[The records]
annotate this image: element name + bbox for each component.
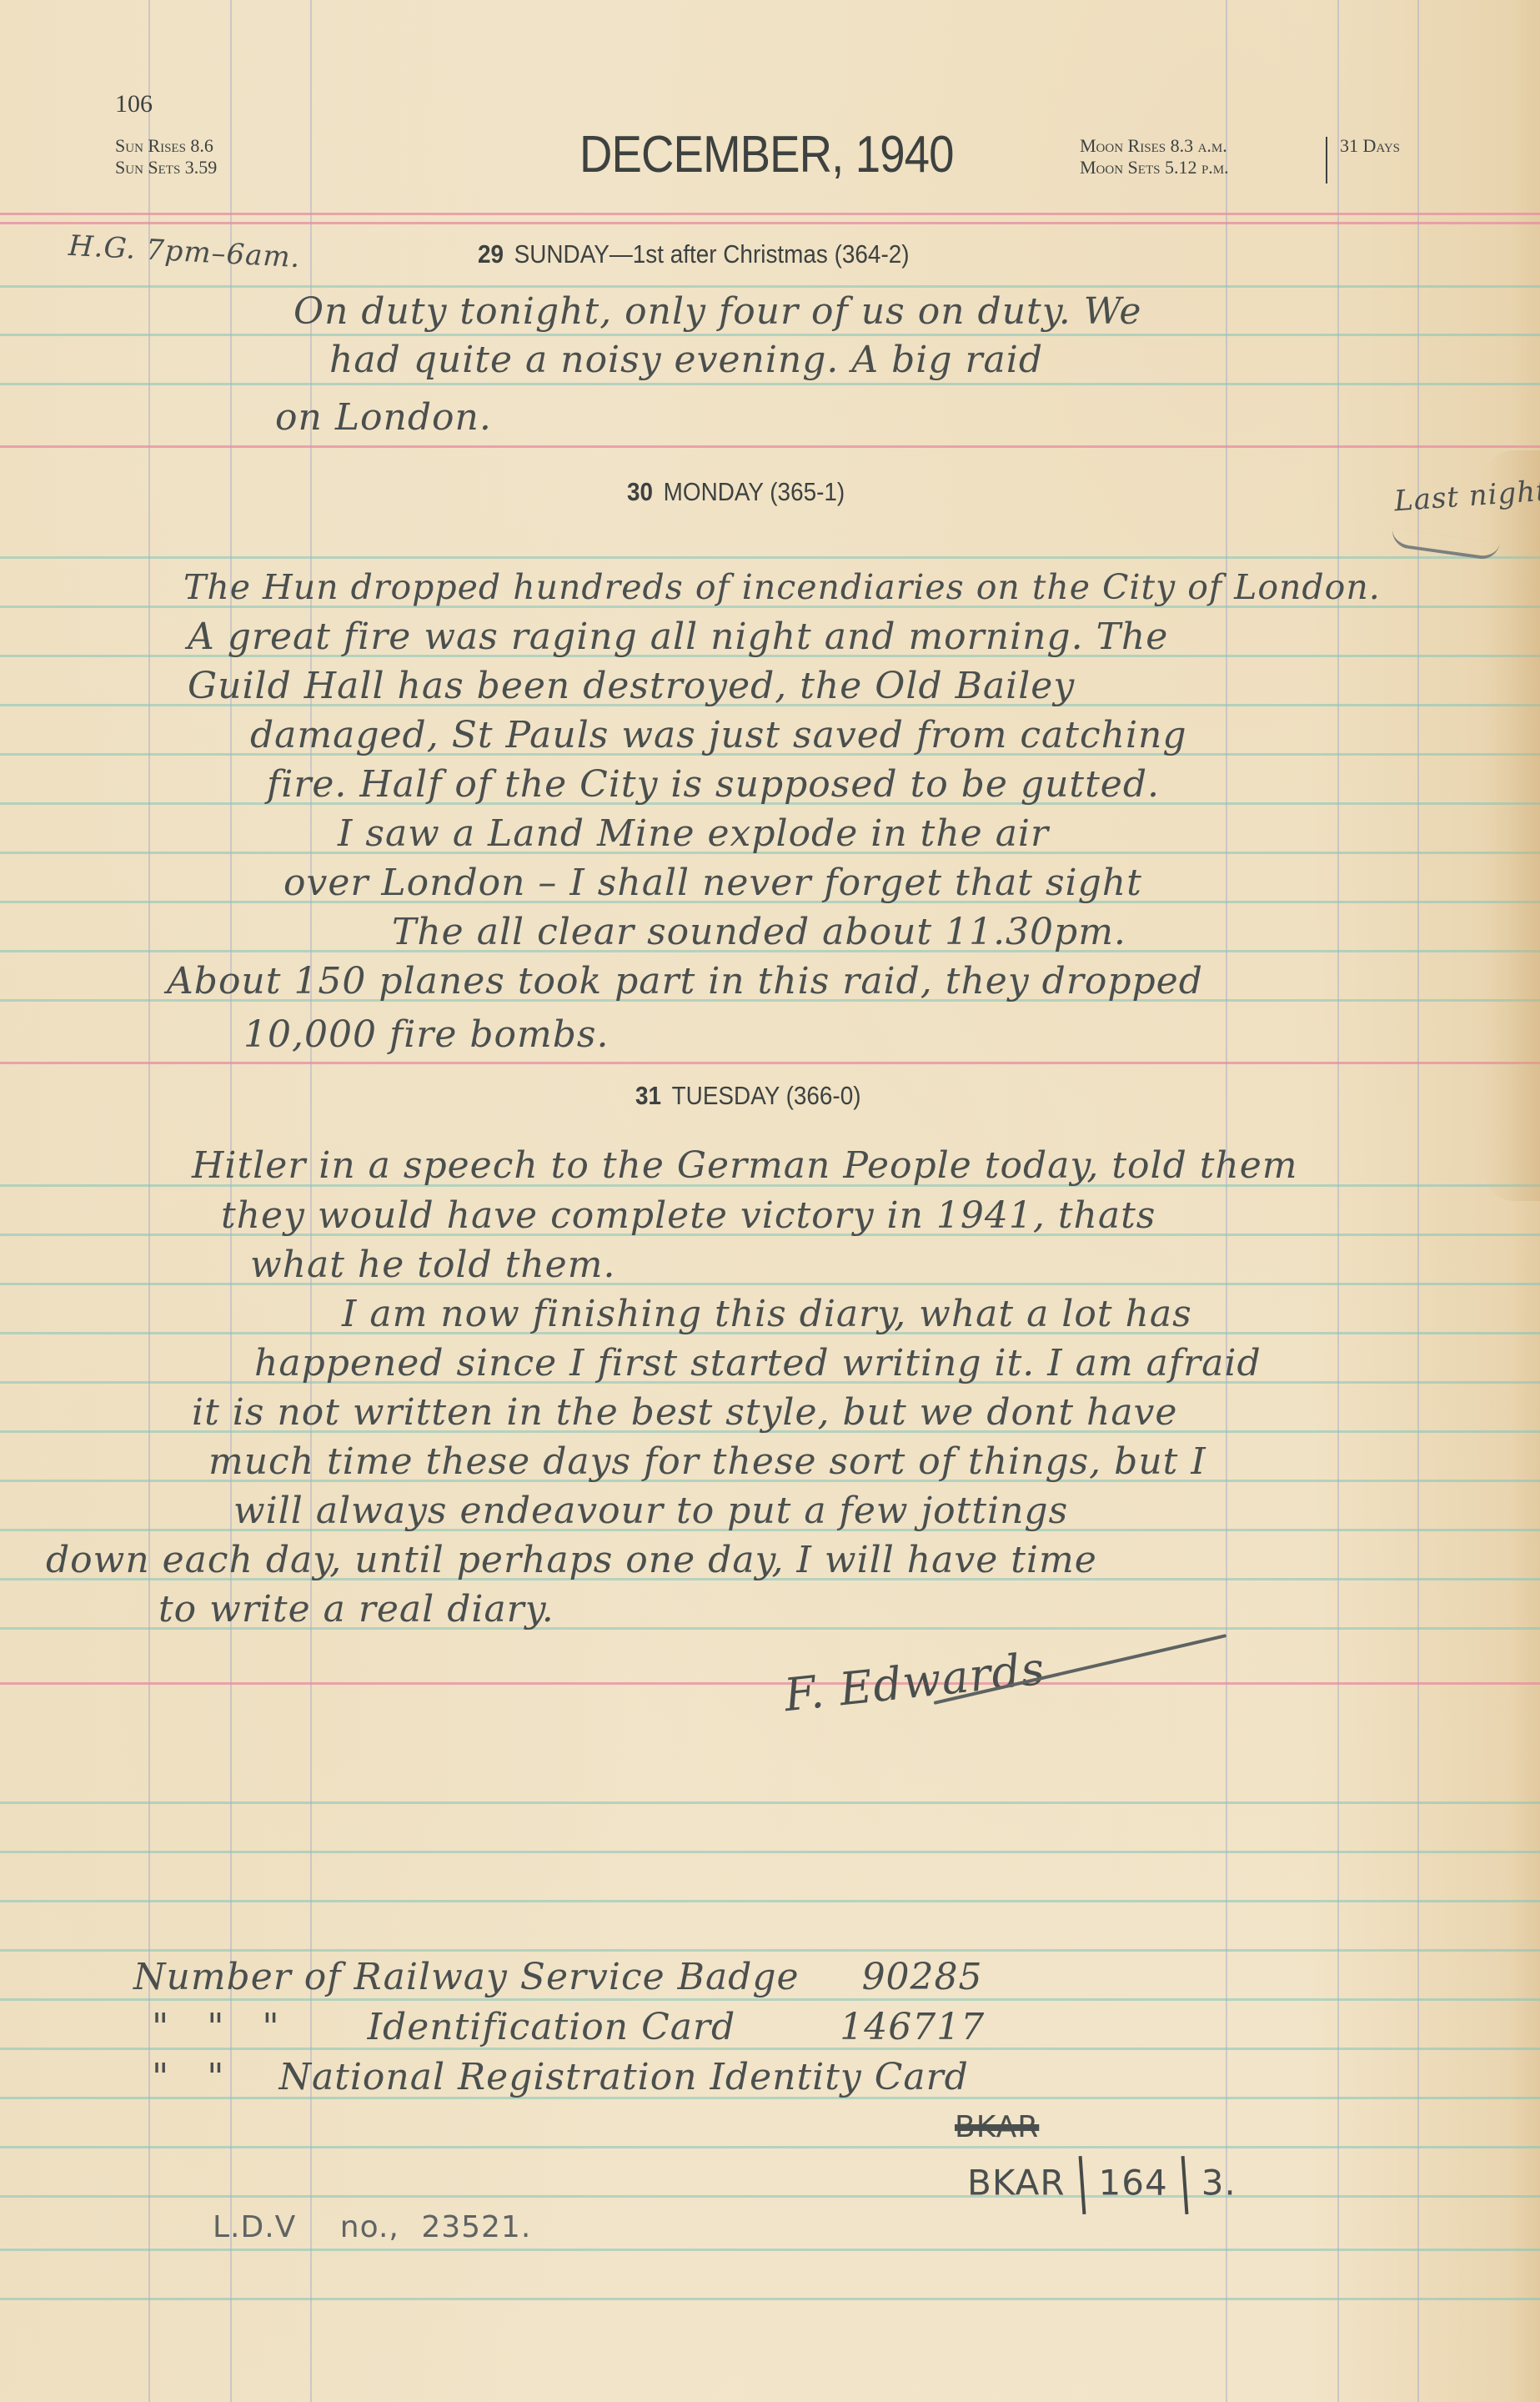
- entry-line: The Hun dropped hundreds of incendiaries…: [183, 567, 1381, 607]
- entry-line: to write a real diary.: [158, 1588, 554, 1631]
- entry-line: much time these days for these sort of t…: [208, 1440, 1206, 1483]
- national-registration-number: BKAR1643.: [967, 2156, 1237, 2214]
- entry-line: it is not written in the best style, but…: [192, 1391, 1177, 1434]
- page-number: 106: [115, 90, 153, 118]
- moon-rises: Moon Rises 8.3 a.m.: [1080, 135, 1229, 157]
- day-number: 30: [627, 477, 653, 506]
- entry-line: About 150 planes took part in this raid,…: [167, 960, 1203, 1003]
- margin-line: [1417, 0, 1419, 2402]
- struck-out-code: BKAR: [955, 2110, 1039, 2144]
- railway-badge-value: 90285: [862, 1956, 983, 1998]
- ruled-line: [0, 383, 1540, 385]
- ldv-row: L.D.V no., 23521.: [213, 2210, 531, 2244]
- ruled-line: [0, 2146, 1540, 2148]
- entry-line: over London – I shall never forget that …: [283, 862, 1142, 904]
- header-separator: [1326, 137, 1327, 183]
- railway-badge-row: Number of Railway Service Badge 90285: [133, 1956, 983, 1998]
- entry-line: happened since I first started writing i…: [254, 1342, 1262, 1384]
- entry-line: damaged, St Pauls was just saved from ca…: [250, 714, 1187, 756]
- entry-line: On duty tonight, only four of us on duty…: [293, 290, 1141, 333]
- day-divider: [0, 445, 1540, 448]
- margin-line: [1226, 0, 1227, 2402]
- ruled-line: [0, 1949, 1540, 1952]
- ldv-no-label: no.,: [340, 2210, 399, 2244]
- entry-line: they would have complete victory in 1941…: [221, 1194, 1156, 1237]
- nat-reg-code-part: 164: [1099, 2163, 1168, 2204]
- day-label: SUNDAY—1st after Christmas (364-2): [514, 239, 910, 269]
- railway-badge-label: Number of Railway Service Badge: [133, 1956, 800, 1998]
- day-number: 31: [635, 1081, 661, 1110]
- entry-line: will always endeavour to put a few jotti…: [233, 1490, 1068, 1532]
- entry-line: fire. Half of the City is supposed to be…: [267, 763, 1160, 806]
- day-heading: 29SUNDAY—1st after Christmas (364-2): [478, 239, 910, 269]
- ruled-line: [0, 1998, 1540, 2001]
- ruled-line: [0, 2195, 1540, 2198]
- entry-line: on London.: [275, 396, 492, 439]
- margin-line: [148, 0, 150, 2402]
- day-number: 29: [478, 239, 504, 269]
- entry-line: I saw a Land Mine explode in the air: [338, 812, 1049, 855]
- entry-line: had quite a noisy evening. A big raid: [329, 339, 1043, 381]
- national-registration-label: National Registration Identity Card: [278, 2056, 968, 2098]
- slash-divider: [1078, 2156, 1086, 2214]
- ditto-marks: " ": [152, 2056, 224, 2098]
- entry-line: I am now finishing this diary, what a lo…: [342, 1293, 1192, 1335]
- entry-line: Hitler in a speech to the German People …: [192, 1144, 1298, 1187]
- signature: F. Edwards: [782, 1642, 1048, 1721]
- margin-note: H.G. 7pm–6am.: [68, 229, 301, 275]
- sun-times: Sun Rises 8.6 Sun Sets 3.59: [115, 135, 217, 178]
- sun-rises: Sun Rises 8.6: [115, 135, 217, 157]
- sun-sets: Sun Sets 3.59: [115, 157, 217, 178]
- header-divider: [0, 213, 1540, 215]
- entry-line: The all clear sounded about 11.30pm.: [392, 911, 1126, 953]
- ruled-line: [0, 556, 1540, 559]
- ruled-line: [0, 1283, 1540, 1285]
- days-in-month: 31 Days: [1340, 135, 1400, 157]
- ruled-line: [0, 334, 1540, 336]
- ruled-line: [0, 1900, 1540, 1902]
- ditto-marks: " " ": [152, 2006, 280, 2048]
- day-heading: 30MONDAY (365-1): [627, 477, 845, 507]
- day-divider: [0, 1062, 1540, 1064]
- header-divider: [0, 222, 1540, 224]
- ldv-value: 23521.: [421, 2210, 531, 2244]
- moon-sets: Moon Sets 5.12 p.m.: [1080, 157, 1229, 178]
- nat-reg-code-part: 3.: [1201, 2163, 1237, 2204]
- entry-line: 10,000 fire bombs.: [243, 1013, 609, 1056]
- entry-line: down each day, until perhaps one day, I …: [46, 1539, 1097, 1581]
- ruled-line: [0, 1851, 1540, 1853]
- id-card-row: " " " Identification Card 146717: [152, 2006, 985, 2048]
- id-card-label: Identification Card: [368, 2006, 736, 2048]
- day-heading: 31TUESDAY (366-0): [635, 1081, 861, 1111]
- ruled-line: [0, 1802, 1540, 1804]
- day-label: MONDAY (365-1): [664, 477, 845, 506]
- nat-reg-code-part: BKAR: [967, 2163, 1066, 2204]
- day-divider: [0, 1682, 1540, 1685]
- ruled-line: [0, 2298, 1540, 2300]
- ruled-line: [0, 285, 1540, 288]
- page-title: DECEMBER, 1940: [579, 125, 954, 184]
- margin-line: [1337, 0, 1339, 2402]
- day-label: TUESDAY (366-0): [672, 1081, 861, 1110]
- entry-line: what he told them.: [250, 1244, 615, 1286]
- ldv-label: L.D.V: [213, 2210, 296, 2244]
- ruled-line: [0, 2249, 1540, 2251]
- water-stain: [1482, 450, 1540, 1201]
- id-card-value: 146717: [840, 2006, 985, 2048]
- moon-times: Moon Rises 8.3 a.m. Moon Sets 5.12 p.m.: [1080, 135, 1229, 178]
- entry-line: A great fire was raging all night and mo…: [188, 616, 1168, 658]
- entry-line: Guild Hall has been destroyed, the Old B…: [188, 665, 1075, 707]
- national-registration-row: " " National Registration Identity Card: [152, 2056, 969, 2098]
- slash-divider: [1181, 2156, 1188, 2214]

[Exercise instructions] Rewrite all the lines above as a Markdown table with the columns "Row" and "Content": number each line in "Row" and put its text in "Content". Skip blank lines, and leave out the pictures.

[Completed task]
| Row | Content |
|---|---|
| 1 | annotate this image: element name + bbox for each component. |
| 2 | - entry-line: The Hun dropped hundreds of incendiaries…: [183, 567, 1381, 607] |
| 3 | - entry-line: to write a real diary.: [158, 1588, 554, 1631] |
| 4 | - entry-line: much time these days for these sort of t…: [208, 1440, 1206, 1483] |
| 5 | - national-registration-number: BKAR1643.: [967, 2156, 1237, 2214] |
| 6 | - entry-line: it is not written in the best style, but…: [192, 1391, 1177, 1434] |
| 7 | - page-number: 106: [115, 90, 153, 118] |
| 8 | - moon-rises: Moon Rises 8.3 a.m.: [1080, 135, 1229, 157] |
| 9 | - day-number: 30: [627, 477, 653, 506] |
| 10 | - entry-line: About 150 planes took part in this raid,…: [167, 960, 1203, 1003] |
| 11 | - margin-line: [1417, 0, 1419, 2402] |
| 12 | - struck-out-code: BKAR: [955, 2110, 1039, 2144] |
| 13 | - railway-badge-value: 90285: [862, 1956, 983, 1998] |
| 14 | - ruled-line: [0, 383, 1540, 385] |
| 15 | - ldv-row: L.D.V no., 23521.: [213, 2210, 531, 2244] |
| 16 | - ruled-line: [0, 2146, 1540, 2148] |
| 17 | - entry-line: over London – I shall never forget that …: [283, 862, 1142, 904] |
| 18 | - header-separator: [1326, 137, 1327, 183] |
| 19 | - railway-badge-row: Number of Railway Service Badge 90285: [133, 1956, 983, 1998] |
| 20 | - entry-line: happened since I first started writing i…: [254, 1342, 1262, 1384] |
| 21 | - entry-line: damaged, St Pauls was just saved from ca…: [250, 714, 1187, 756] |
| 22 | - entry-line: On duty tonight, only four of us on duty…: [293, 290, 1141, 333] |
| 23 | - day-divider: [0, 445, 1540, 448] |
| 24 | - margin-line: [1226, 0, 1227, 2402] |
| 25 | - ruled-line: [0, 1949, 1540, 1952] |
| 26 | - ldv-no-label: no.,: [340, 2210, 399, 2244] |
| 27 | - entry-line: they would have complete victory in 1941…: [221, 1194, 1156, 1237] |
| 28 | - nat-reg-code-part: 164: [1099, 2163, 1168, 2204] |
| 29 | - day-label: SUNDAY—1st after Christmas (364-2): [514, 239, 910, 269] |
| 30 | - railway-badge-label: Number of Railway Service Badge: [133, 1956, 800, 1998] |
| 31 | - day-number: 31: [635, 1081, 661, 1110] |
| 32 | - entry-line: will always endeavour to put a few jotti…: [233, 1490, 1068, 1532] |
| 33 | - entry-line: fire. Half of the City is supposed to be…: [267, 763, 1160, 806] |
| 34 | - day-heading: 29SUNDAY—1st after Christmas (364-2): [478, 239, 910, 269] |
| 35 | - ruled-line: [0, 1998, 1540, 2001] |
| 36 | - ruled-line: [0, 2195, 1540, 2198] |
| 37 | - entry-line: on London.: [275, 396, 492, 439] |
| 38 | - margin-line: [148, 0, 150, 2402] |
| 39 | - day-number: 29: [478, 239, 504, 269] |
| 40 | - entry-line: I saw a Land Mine explode in the air: [338, 812, 1049, 855] |
| 41 | - entry-line: had quite a noisy evening. A big raid: [329, 339, 1043, 381] |
| 42 | - national-registration-label: National Registration Identity Card: [278, 2056, 968, 2098] |
| 43 | - slash-divider: [1078, 2156, 1086, 2214] |
| 44 | - ditto-marks: " ": [152, 2056, 224, 2098] |
| 45 | - entry-line: I am now finishing this diary, what a lo…: [342, 1293, 1192, 1335] |
| 46 | - entry-line: Hitler in a speech to the German People …: [192, 1144, 1298, 1187] |
| 47 | - signature: F. Edwards: [782, 1642, 1048, 1721] |
| 48 | - margin-note: H.G. 7pm–6am.: [68, 229, 301, 275] |
| 49 | - sun-times: Sun Rises 8.6 Sun Sets 3.59: [115, 135, 217, 178] |
| 50 | - sun-rises: Sun Rises 8.6: [115, 135, 217, 157] |
| 51 | - sun-sets: Sun Sets 3.59: [115, 157, 217, 178] |
| 52 | - header-divider: [0, 213, 1540, 215] |
| 53 | - entry-line: The all clear sounded about 11.30pm.: [392, 911, 1126, 953] |
| 54 | - ruled-line: [0, 556, 1540, 559] |
| 55 | - ruled-line: [0, 1283, 1540, 1285] |
| 56 | - days-in-month: 31 Days: [1340, 135, 1400, 157] |
| 57 | - ruled-line: [0, 334, 1540, 336] |
| 58 | - ruled-line: [0, 1900, 1540, 1902] |
| 59 | - ditto-marks: " " ": [152, 2006, 280, 2048] |
| 60 | - day-heading: 30MONDAY (365-1): [627, 477, 845, 507] |
| 61 | - day-divider: [0, 1062, 1540, 1064] |
| 62 | - header-divider: [0, 222, 1540, 224] |
| 63 | - ldv-value: 23521.: [421, 2210, 531, 2244] |
| 64 | - moon-sets: Moon Sets 5.12 p.m.: [1080, 157, 1229, 178] |
| 65 | - nat-reg-code-part: 3.: [1201, 2163, 1237, 2204] |
| 66 | - entry-line: 10,000 fire bombs.: [243, 1013, 609, 1056] |
| 67 | - entry-line: down each day, until perhaps one day, I …: [46, 1539, 1097, 1581] |
| 68 | - ruled-line: [0, 1851, 1540, 1853] |
| 69 | - id-card-row: " " " Identification Card 146717: [152, 2006, 985, 2048] |
| 70 | - id-card-label: Identification Card: [368, 2006, 736, 2048] |
| 71 | - day-heading: 31TUESDAY (366-0): [635, 1081, 861, 1111] |
| 72 | - ruled-line: [0, 1802, 1540, 1804] |
| 73 | - day-label: MONDAY (365-1): [664, 477, 845, 506] |
| 74 | - nat-reg-code-part: BKAR: [967, 2163, 1066, 2204] |
| 75 | - day-divider: [0, 1682, 1540, 1685] |
| 76 | - ruled-line: [0, 2298, 1540, 2300] |
| 77 | - ruled-line: [0, 285, 1540, 288] |
| 78 | - page-title: DECEMBER, 1940: [579, 125, 954, 184] |
| 79 | - margin-line: [1337, 0, 1339, 2402] |
| 80 | - day-label: TUESDAY (366-0): [672, 1081, 861, 1110] |
| 81 | - entry-line: what he told them.: [250, 1244, 615, 1286] |
| 82 | - ldv-label: L.D.V: [213, 2210, 296, 2244] |
| 83 | - ruled-line: [0, 2249, 1540, 2251] |
| 84 | - water-stain: [1482, 450, 1540, 1201] |
| 85 | - id-card-value: 146717: [840, 2006, 985, 2048] |
| 86 | - moon-times: Moon Rises 8.3 a.m. Moon Sets 5.12 p.m.: [1080, 135, 1229, 178] |
| 87 | - entry-line: A great fire was raging all night and mo…: [188, 616, 1168, 658] |
| 88 | - entry-line: Guild Hall has been destroyed, the Old B…: [188, 665, 1075, 707] |
| 89 | - national-registration-row: " " National Registration Identity Card: [152, 2056, 969, 2098] |
| 90 | - slash-divider: [1181, 2156, 1188, 2214] |